-- START --

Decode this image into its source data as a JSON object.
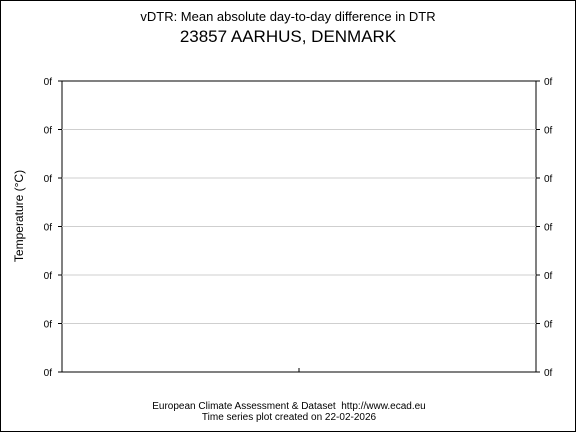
{
  "chart_data": {
    "type": "line",
    "title": "vDTR: Mean absolute day-to-day difference in DTR",
    "subtitle": "23857 AARHUS, DENMARK",
    "xlabel": "",
    "ylabel": "Temperature (°C)",
    "y_tick_labels": [
      "0f",
      "0f",
      "0f",
      "0f",
      "0f",
      "0f",
      "0f"
    ],
    "grid": true,
    "series": []
  },
  "footer": {
    "line1": "European Climate Assessment & Dataset  http://www.ecad.eu",
    "line2": "Time series plot created on 22-02-2026"
  }
}
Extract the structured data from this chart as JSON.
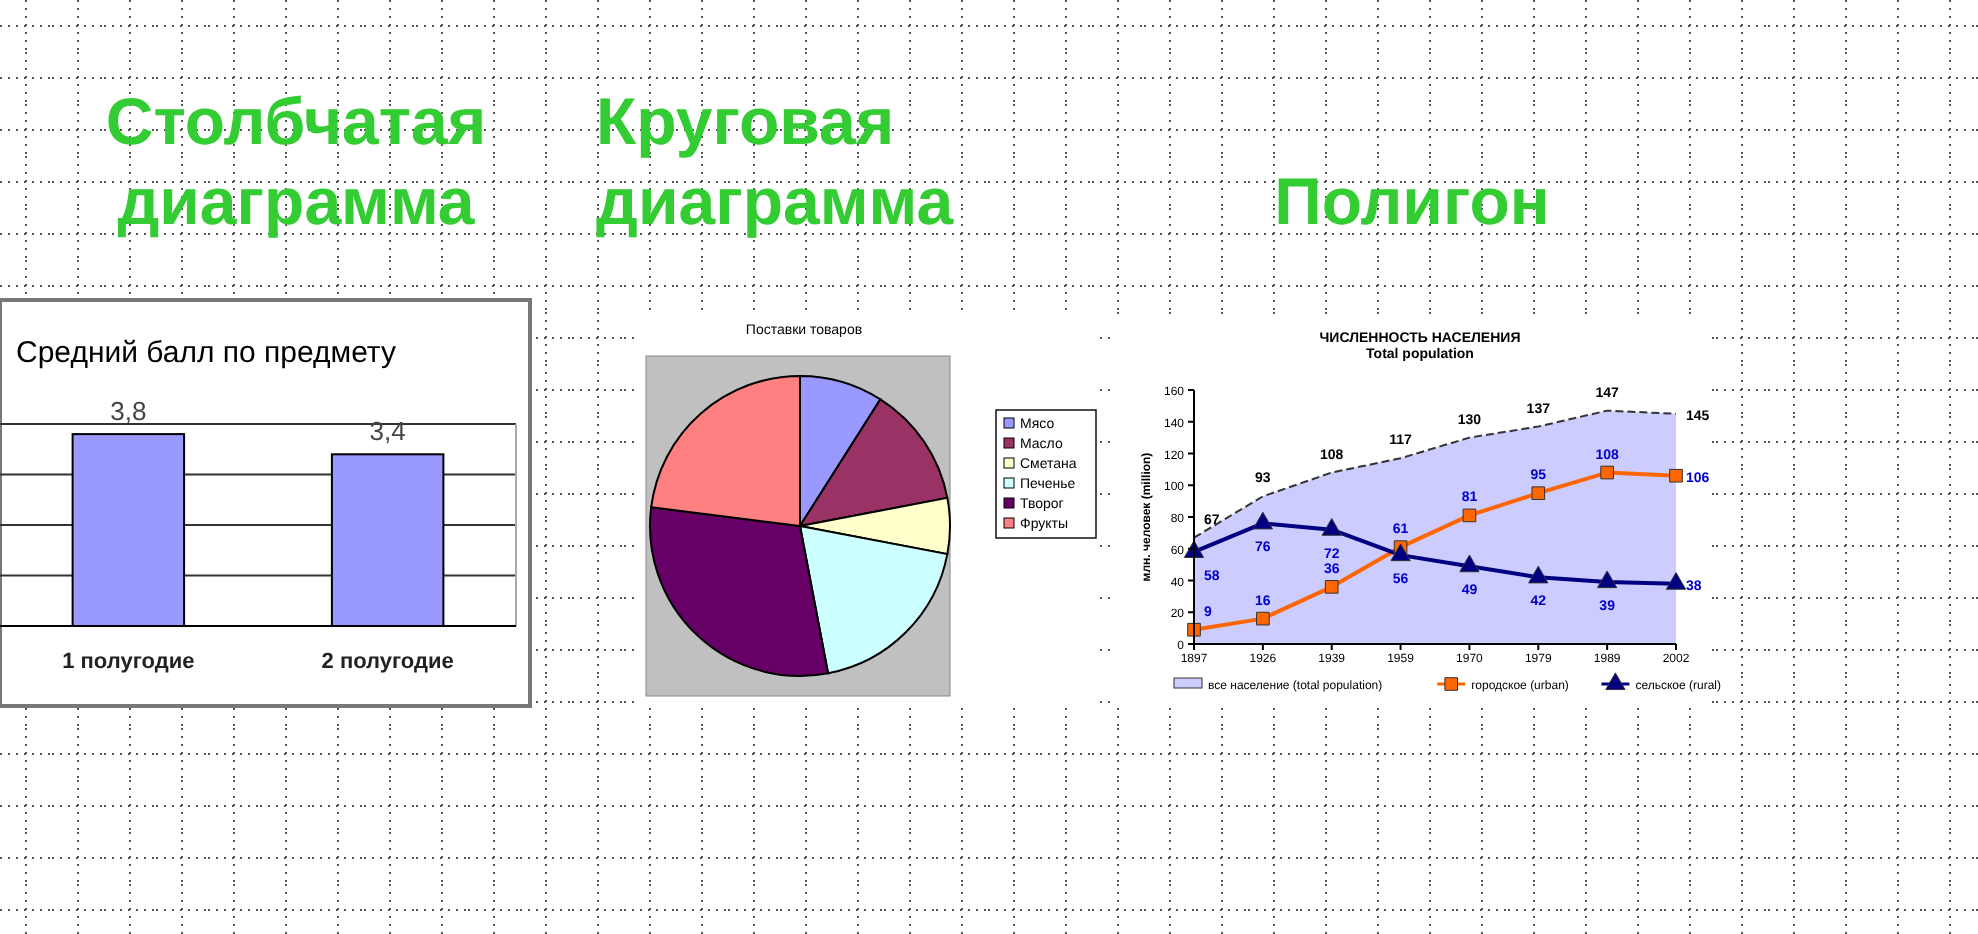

-- END --

[Exercise instructions]
Write the records above out again exactly, with no pictures in your copy.

[The response]
Decode this image into its source data as a JSON object.
{
  "chart_data": {
    "type": "line",
    "title": "vDTR: Mean absolute day-to-day difference in DTR",
    "subtitle": "23857 AARHUS, DENMARK",
    "xlabel": "",
    "ylabel": "Temperature (°C)",
    "y_tick_labels": [
      "0f",
      "0f",
      "0f",
      "0f",
      "0f",
      "0f",
      "0f"
    ],
    "grid": true,
    "series": []
  },
  "footer": {
    "line1": "European Climate Assessment & Dataset  http://www.ecad.eu",
    "line2": "Time series plot created on 22-02-2026"
  }
}
Extract the structured data from this chart as JSON.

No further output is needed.